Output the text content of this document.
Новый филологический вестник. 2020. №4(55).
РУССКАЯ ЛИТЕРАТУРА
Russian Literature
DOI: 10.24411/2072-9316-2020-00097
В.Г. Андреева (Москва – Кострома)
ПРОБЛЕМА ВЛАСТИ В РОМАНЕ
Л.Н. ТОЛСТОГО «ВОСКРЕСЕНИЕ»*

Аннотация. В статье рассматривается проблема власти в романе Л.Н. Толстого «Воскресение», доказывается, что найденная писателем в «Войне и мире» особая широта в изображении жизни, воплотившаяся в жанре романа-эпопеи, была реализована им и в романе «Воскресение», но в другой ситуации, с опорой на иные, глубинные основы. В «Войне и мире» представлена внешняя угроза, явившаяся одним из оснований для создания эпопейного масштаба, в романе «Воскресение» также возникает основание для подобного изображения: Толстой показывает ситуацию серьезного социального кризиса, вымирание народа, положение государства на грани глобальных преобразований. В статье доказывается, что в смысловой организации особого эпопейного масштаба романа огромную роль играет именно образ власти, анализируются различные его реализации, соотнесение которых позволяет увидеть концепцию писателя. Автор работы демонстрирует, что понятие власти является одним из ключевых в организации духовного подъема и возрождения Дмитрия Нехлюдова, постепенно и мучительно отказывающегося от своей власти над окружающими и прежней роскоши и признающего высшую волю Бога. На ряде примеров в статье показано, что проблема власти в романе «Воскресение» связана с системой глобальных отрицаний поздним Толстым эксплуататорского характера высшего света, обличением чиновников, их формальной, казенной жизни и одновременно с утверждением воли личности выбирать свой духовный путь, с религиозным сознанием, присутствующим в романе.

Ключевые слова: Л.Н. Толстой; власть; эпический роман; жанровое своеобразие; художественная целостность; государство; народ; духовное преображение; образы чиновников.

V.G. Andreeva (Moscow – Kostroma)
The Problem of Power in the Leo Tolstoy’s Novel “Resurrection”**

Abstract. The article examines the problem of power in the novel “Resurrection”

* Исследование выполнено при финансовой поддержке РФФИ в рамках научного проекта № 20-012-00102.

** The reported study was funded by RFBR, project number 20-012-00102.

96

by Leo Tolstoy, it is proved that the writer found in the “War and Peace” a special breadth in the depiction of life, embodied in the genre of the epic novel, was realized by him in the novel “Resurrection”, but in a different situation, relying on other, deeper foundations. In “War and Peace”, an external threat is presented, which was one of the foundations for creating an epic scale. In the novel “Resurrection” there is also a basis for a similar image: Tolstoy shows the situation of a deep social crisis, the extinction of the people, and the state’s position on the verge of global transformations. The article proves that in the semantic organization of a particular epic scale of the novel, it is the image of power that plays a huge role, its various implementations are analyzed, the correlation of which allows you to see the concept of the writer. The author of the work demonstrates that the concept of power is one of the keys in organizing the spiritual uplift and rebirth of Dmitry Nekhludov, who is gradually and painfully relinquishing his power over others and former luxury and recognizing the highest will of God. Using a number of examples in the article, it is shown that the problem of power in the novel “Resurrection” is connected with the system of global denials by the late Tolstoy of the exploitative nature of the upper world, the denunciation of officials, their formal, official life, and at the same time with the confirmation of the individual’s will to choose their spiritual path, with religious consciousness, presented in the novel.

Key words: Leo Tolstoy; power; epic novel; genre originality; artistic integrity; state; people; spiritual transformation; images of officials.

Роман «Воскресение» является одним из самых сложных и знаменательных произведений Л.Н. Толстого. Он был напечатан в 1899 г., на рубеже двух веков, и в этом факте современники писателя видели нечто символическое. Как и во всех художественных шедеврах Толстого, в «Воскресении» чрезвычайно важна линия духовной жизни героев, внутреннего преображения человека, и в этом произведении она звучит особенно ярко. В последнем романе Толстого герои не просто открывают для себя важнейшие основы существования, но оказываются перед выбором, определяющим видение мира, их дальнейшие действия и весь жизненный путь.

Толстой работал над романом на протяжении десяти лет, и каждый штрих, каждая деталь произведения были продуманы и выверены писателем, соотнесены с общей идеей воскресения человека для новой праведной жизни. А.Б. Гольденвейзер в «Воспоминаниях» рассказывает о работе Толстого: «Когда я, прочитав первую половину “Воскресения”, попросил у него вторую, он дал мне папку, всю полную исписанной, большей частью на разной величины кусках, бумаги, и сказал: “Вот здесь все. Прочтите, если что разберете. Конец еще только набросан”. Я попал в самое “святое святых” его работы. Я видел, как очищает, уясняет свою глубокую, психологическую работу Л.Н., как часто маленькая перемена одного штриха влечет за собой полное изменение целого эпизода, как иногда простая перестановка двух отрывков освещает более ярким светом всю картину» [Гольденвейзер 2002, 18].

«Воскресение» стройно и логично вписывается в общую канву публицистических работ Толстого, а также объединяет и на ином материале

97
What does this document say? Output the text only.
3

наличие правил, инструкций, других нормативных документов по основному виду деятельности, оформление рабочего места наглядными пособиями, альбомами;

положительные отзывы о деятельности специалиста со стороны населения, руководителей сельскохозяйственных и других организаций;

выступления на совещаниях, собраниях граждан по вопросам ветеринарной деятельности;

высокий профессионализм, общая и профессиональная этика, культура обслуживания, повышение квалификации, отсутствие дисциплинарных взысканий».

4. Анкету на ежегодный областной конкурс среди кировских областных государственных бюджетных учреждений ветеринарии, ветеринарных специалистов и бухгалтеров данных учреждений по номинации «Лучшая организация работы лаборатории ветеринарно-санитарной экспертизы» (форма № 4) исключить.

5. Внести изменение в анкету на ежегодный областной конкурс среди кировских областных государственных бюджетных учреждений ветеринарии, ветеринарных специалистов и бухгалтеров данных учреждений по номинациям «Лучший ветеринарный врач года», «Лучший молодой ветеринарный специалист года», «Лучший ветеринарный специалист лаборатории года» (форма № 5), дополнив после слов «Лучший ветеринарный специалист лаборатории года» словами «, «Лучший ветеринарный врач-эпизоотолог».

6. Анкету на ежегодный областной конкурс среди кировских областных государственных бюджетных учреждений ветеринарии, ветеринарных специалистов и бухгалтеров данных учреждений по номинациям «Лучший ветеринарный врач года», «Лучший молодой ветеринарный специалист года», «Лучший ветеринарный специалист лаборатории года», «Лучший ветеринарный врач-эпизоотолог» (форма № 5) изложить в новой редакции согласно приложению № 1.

> **What to produce**: Restate each record word for word.

> **Finished answer**:
Output the text content of this document.
Новый филологический вестник. 2020. №4(55).
РУССКАЯ ЛИТЕРАТУРА
Russian Literature
DOI: 10.24411/2072-9316-2020-00097
В.Г. Андреева (Москва – Кострома)
ПРОБЛЕМА ВЛАСТИ В РОМАНЕ
Л.Н. ТОЛСТОГО «ВОСКРЕСЕНИЕ»*

Аннотация. В статье рассматривается проблема власти в романе Л.Н. Толстого «Воскресение», доказывается, что найденная писателем в «Войне и мире» особая широта в изображении жизни, воплотившаяся в жанре романа-эпопеи, была реализована им и в романе «Воскресение», но в другой ситуации, с опорой на иные, глубинные основы. В «Войне и мире» представлена внешняя угроза, явившаяся одним из оснований для создания эпопейного масштаба, в романе «Воскресение» также возникает основание для подобного изображения: Толстой показывает ситуацию серьезного социального кризиса, вымирание народа, положение государства на грани глобальных преобразований. В статье доказывается, что в смысловой организации особого эпопейного масштаба романа огромную роль играет именно образ власти, анализируются различные его реализации, соотнесение которых позволяет увидеть концепцию писателя. Автор работы демонстрирует, что понятие власти является одним из ключевых в организации духовного подъема и возрождения Дмитрия Нехлюдова, постепенно и мучительно отказывающегося от своей власти над окружающими и прежней роскоши и признающего высшую волю Бога. На ряде примеров в статье показано, что проблема власти в романе «Воскресение» связана с системой глобальных отрицаний поздним Толстым эксплуататорского характера высшего света, обличением чиновников, их формальной, казенной жизни и одновременно с утверждением воли личности выбирать свой духовный путь, с религиозным сознанием, присутствующим в романе.

Ключевые слова: Л.Н. Толстой; власть; эпический роман; жанровое своеобразие; художественная целостность; государство; народ; духовное преображение; образы чиновников.

V.G. Andreeva (Moscow – Kostroma)
The Problem of Power in the Leo Tolstoy’s Novel “Resurrection”**

Abstract. The article examines the problem of power in the novel “Resurrection”

* Исследование выполнено при финансовой поддержке РФФИ в рамках научного проекта № 20-012-00102.

** The reported study was funded by RFBR, project number 20-012-00102.

96

by Leo Tolstoy, it is proved that the writer found in the “War and Peace” a special breadth in the depiction of life, embodied in the genre of the epic novel, was realized by him in the novel “Resurrection”, but in a different situation, relying on other, deeper foundations. In “War and Peace”, an external threat is presented, which was one of the foundations for creating an epic scale. In the novel “Resurrection” there is also a basis for a similar image: Tolstoy shows the situation of a deep social crisis, the extinction of the people, and the state’s position on the verge of global transformations. The article proves that in the semantic organization of a particular epic scale of the novel, it is the image of power that plays a huge role, its various implementations are analyzed, the correlation of which allows you to see the concept of the writer. The author of the work demonstrates that the concept of power is one of the keys in organizing the spiritual uplift and rebirth of Dmitry Nekhludov, who is gradually and painfully relinquishing his power over others and former luxury and recognizing the highest will of God. Using a number of examples in the article, it is shown that the problem of power in the novel “Resurrection” is connected with the system of global denials by the late Tolstoy of the exploitative nature of the upper world, the denunciation of officials, their formal, official life, and at the same time with the confirmation of the individual’s will to choose their spiritual path, with religious consciousness, presented in the novel.

Key words: Leo Tolstoy; power; epic novel; genre originality; artistic integrity; state; people; spiritual transformation; images of officials.

Роман «Воскресение» является одним из самых сложных и знаменательных произведений Л.Н. Толстого. Он был напечатан в 1899 г., на рубеже двух веков, и в этом факте современники писателя видели нечто символическое. Как и во всех художественных шедеврах Толстого, в «Воскресении» чрезвычайно важна линия духовной жизни героев, внутреннего преображения человека, и в этом произведении она звучит особенно ярко. В последнем романе Толстого герои не просто открывают для себя важнейшие основы существования, но оказываются перед выбором, определяющим видение мира, их дальнейшие действия и весь жизненный путь.

Толстой работал над романом на протяжении десяти лет, и каждый штрих, каждая деталь произведения были продуманы и выверены писателем, соотнесены с общей идеей воскресения человека для новой праведной жизни. А.Б. Гольденвейзер в «Воспоминаниях» рассказывает о работе Толстого: «Когда я, прочитав первую половину “Воскресения”, попросил у него вторую, он дал мне папку, всю полную исписанной, большей частью на разной величины кусках, бумаги, и сказал: “Вот здесь все. Прочтите, если что разберете. Конец еще только набросан”. Я попал в самое “святое святых” его работы. Я видел, как очищает, уясняет свою глубокую, психологическую работу Л.Н., как часто маленькая перемена одного штриха влечет за собой полное изменение целого эпизода, как иногда простая перестановка двух отрывков освещает более ярким светом всю картину» [Гольденвейзер 2002, 18].

«Воскресение» стройно и логично вписывается в общую канву публицистических работ Толстого, а также объединяет и на ином материале

97
What does this document say? Output the text only.
3

наличие правил, инструкций, других нормативных документов по основному виду деятельности, оформление рабочего места наглядными пособиями, альбомами;

положительные отзывы о деятельности специалиста со стороны населения, руководителей сельскохозяйственных и других организаций;

выступления на совещаниях, собраниях граждан по вопросам ветеринарной деятельности;

высокий профессионализм, общая и профессиональная этика, культура обслуживания, повышение квалификации, отсутствие дисциплинарных взысканий».

4. Анкету на ежегодный областной конкурс среди кировских областных государственных бюджетных учреждений ветеринарии, ветеринарных специалистов и бухгалтеров данных учреждений по номинации «Лучшая организация работы лаборатории ветеринарно-санитарной экспертизы» (форма № 4) исключить.

5. Внести изменение в анкету на ежегодный областной конкурс среди кировских областных государственных бюджетных учреждений ветеринарии, ветеринарных специалистов и бухгалтеров данных учреждений по номинациям «Лучший ветеринарный врач года», «Лучший молодой ветеринарный специалист года», «Лучший ветеринарный специалист лаборатории года» (форма № 5), дополнив после слов «Лучший ветеринарный специалист лаборатории года» словами «, «Лучший ветеринарный врач-эпизоотолог».

6. Анкету на ежегодный областной конкурс среди кировских областных государственных бюджетных учреждений ветеринарии, ветеринарных специалистов и бухгалтеров данных учреждений по номинациям «Лучший ветеринарный врач года», «Лучший молодой ветеринарный специалист года», «Лучший ветеринарный специалист лаборатории года», «Лучший ветеринарный врач-эпизоотолог» (форма № 5) изложить в новой редакции согласно приложению № 1.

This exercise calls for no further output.